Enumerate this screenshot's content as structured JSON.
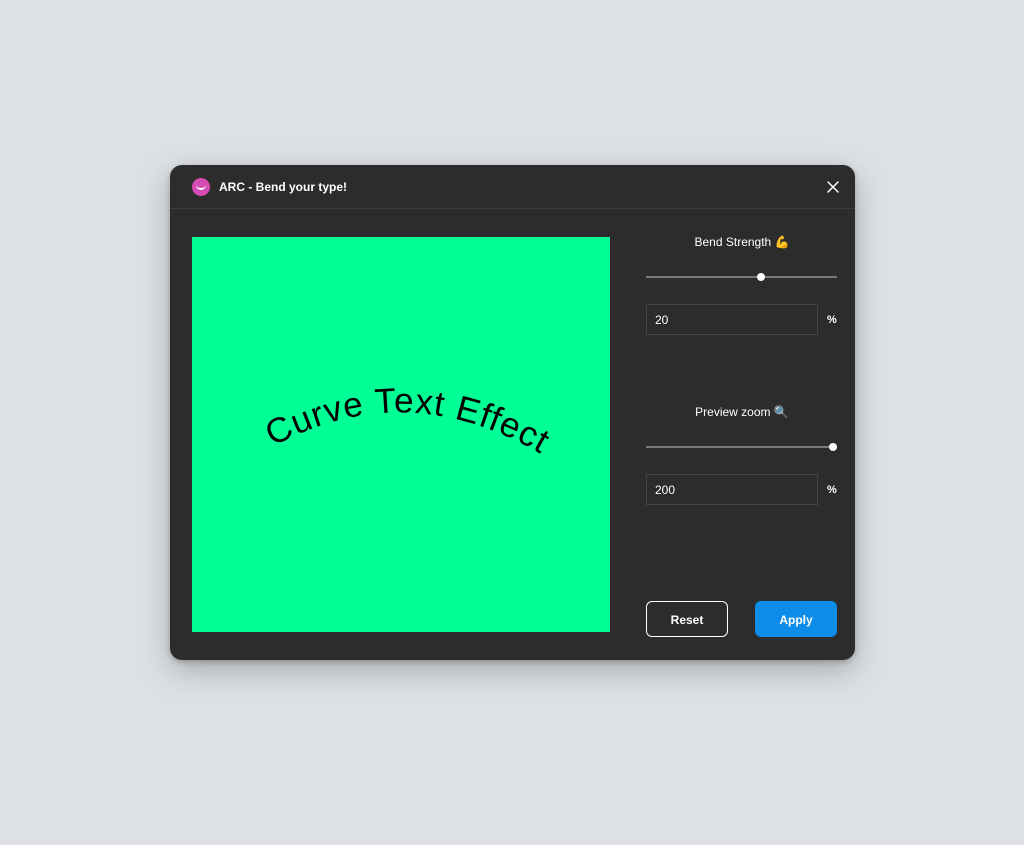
{
  "window": {
    "title": "ARC - Bend your type!"
  },
  "preview": {
    "text": "Curve Text Effect",
    "background_color": "#00ff95",
    "text_color": "#000000"
  },
  "bend_strength": {
    "label": "Bend Strength 💪",
    "value": "20",
    "unit": "%",
    "slider_fraction": 0.6
  },
  "preview_zoom": {
    "label": "Preview zoom 🔍",
    "value": "200",
    "unit": "%",
    "slider_fraction": 1.0
  },
  "buttons": {
    "reset": "Reset",
    "apply": "Apply"
  },
  "colors": {
    "window_bg": "#2c2c2c",
    "accent": "#0d8ce9",
    "app_icon": "#d44bb3"
  },
  "icons": {
    "app": "arc-logo-icon",
    "close": "close-icon"
  }
}
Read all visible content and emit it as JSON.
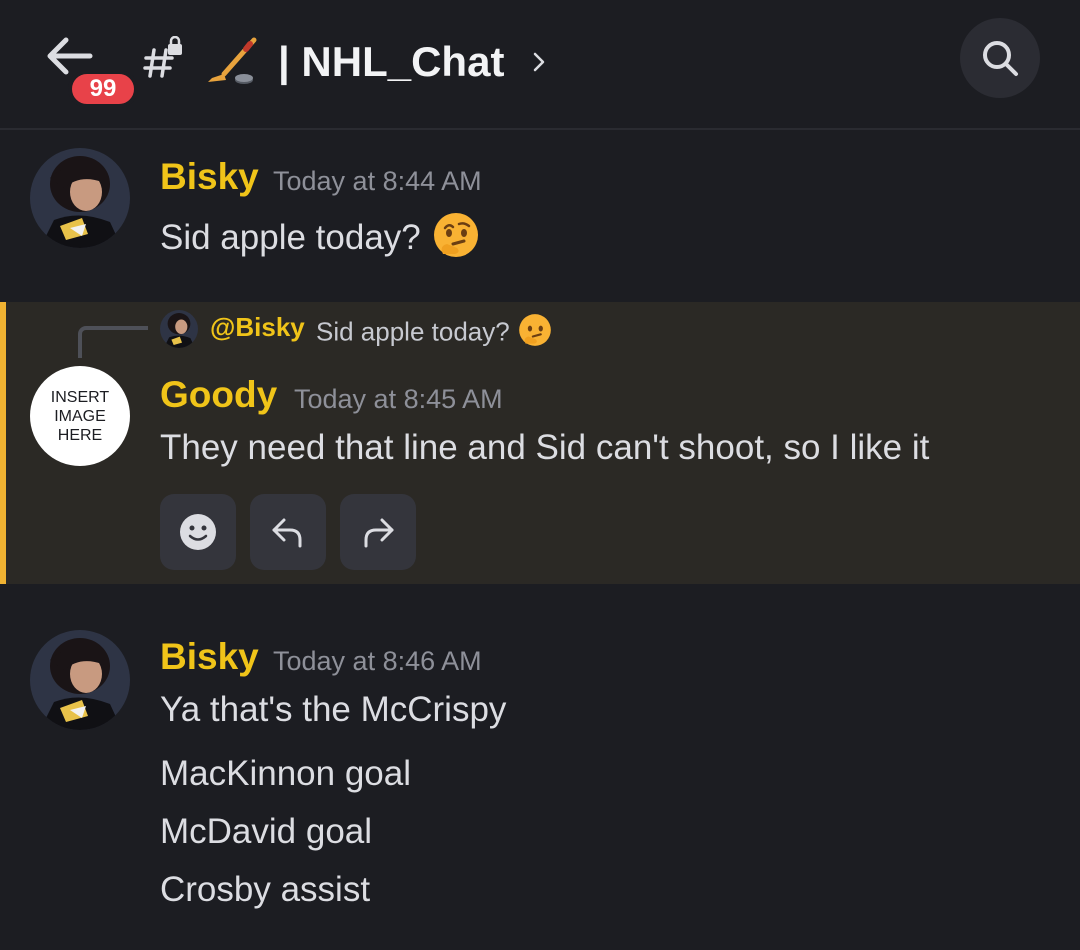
{
  "header": {
    "unread_badge": "99",
    "channel_name": "| NHL_Chat",
    "icons": {
      "back": "arrow-left-icon",
      "channel": "hashtag-lock-icon",
      "channel_emoji": "hockey-stick-icon",
      "chevron": "chevron-right-icon",
      "search": "search-icon"
    }
  },
  "messages": [
    {
      "author": "Bisky",
      "timestamp": "Today at 8:44 AM",
      "lines": [
        "Sid apple today?"
      ],
      "emoji": "thinking-face-icon"
    },
    {
      "reply_to": {
        "mention": "@Bisky",
        "preview": "Sid apple today?",
        "emoji": "thinking-face-icon"
      },
      "avatar_text": [
        "INSERT",
        "IMAGE",
        "HERE"
      ],
      "author": "Goody",
      "timestamp": "Today at 8:45 AM",
      "lines": [
        "They need that line and Sid can't shoot, so I like it"
      ],
      "actions": [
        "smiley-face-icon",
        "reply-icon",
        "forward-icon"
      ]
    },
    {
      "author": "Bisky",
      "timestamp": "Today at 8:46 AM",
      "lines": [
        "Ya that's the McCrispy",
        "MacKinnon goal",
        "McDavid goal",
        "Crosby assist"
      ]
    }
  ],
  "colors": {
    "background": "#1c1d22",
    "author_name": "#f0c419",
    "highlight_bar": "#f0b232",
    "highlight_bg": "#2b2925",
    "badge": "#e84249"
  }
}
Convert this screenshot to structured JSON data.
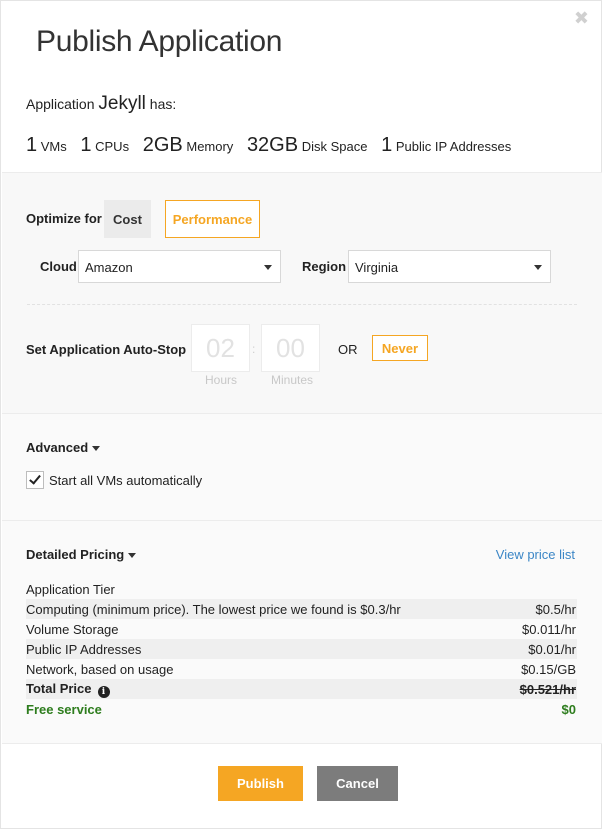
{
  "dialog": {
    "title": "Publish Application",
    "close_icon": "close-icon"
  },
  "application": {
    "prefix": "Application",
    "name": "Jekyll",
    "suffix": "has:"
  },
  "resources": [
    {
      "value": "1",
      "label": "VMs"
    },
    {
      "value": "1",
      "label": "CPUs"
    },
    {
      "value": "2GB",
      "label": "Memory"
    },
    {
      "value": "32GB",
      "label": "Disk Space"
    },
    {
      "value": "1",
      "label": "Public IP Addresses"
    }
  ],
  "optimize": {
    "label": "Optimize for",
    "options": [
      "Cost",
      "Performance"
    ],
    "selected": "Performance"
  },
  "cloud": {
    "label": "Cloud",
    "value": "Amazon"
  },
  "region": {
    "label": "Region",
    "value": "Virginia"
  },
  "autostop": {
    "label": "Set Application Auto-Stop",
    "hours": "02",
    "minutes": "00",
    "hours_label": "Hours",
    "minutes_label": "Minutes",
    "separator": ":",
    "or_text": "OR",
    "never_label": "Never"
  },
  "advanced": {
    "label": "Advanced",
    "start_vms_label": "Start all VMs automatically",
    "start_vms_checked": true
  },
  "pricing": {
    "label": "Detailed Pricing",
    "view_link": "View price list",
    "rows": [
      {
        "label": "Application Tier",
        "value": ""
      },
      {
        "label": "Computing (minimum price). The lowest price we found is $0.3/hr",
        "value": "$0.5/hr"
      },
      {
        "label": "Volume Storage",
        "value": "$0.011/hr"
      },
      {
        "label": "Public IP Addresses",
        "value": "$0.01/hr"
      },
      {
        "label": "Network, based on usage",
        "value": "$0.15/GB"
      }
    ],
    "total_label": "Total Price",
    "total_value": "$0.521/hr",
    "free_label": "Free service",
    "free_value": "$0"
  },
  "buttons": {
    "publish": "Publish",
    "cancel": "Cancel"
  },
  "colors": {
    "accent": "#f5a623",
    "link": "#3b86c6",
    "free": "#2e7d1e",
    "cancel": "#7c7c7c"
  }
}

§ SET TASK:
Gather every line from the entries above where the word "Performance" appears, and copy them.

§ TASK RESULT:
      "Performance"
    "selected": "Performance"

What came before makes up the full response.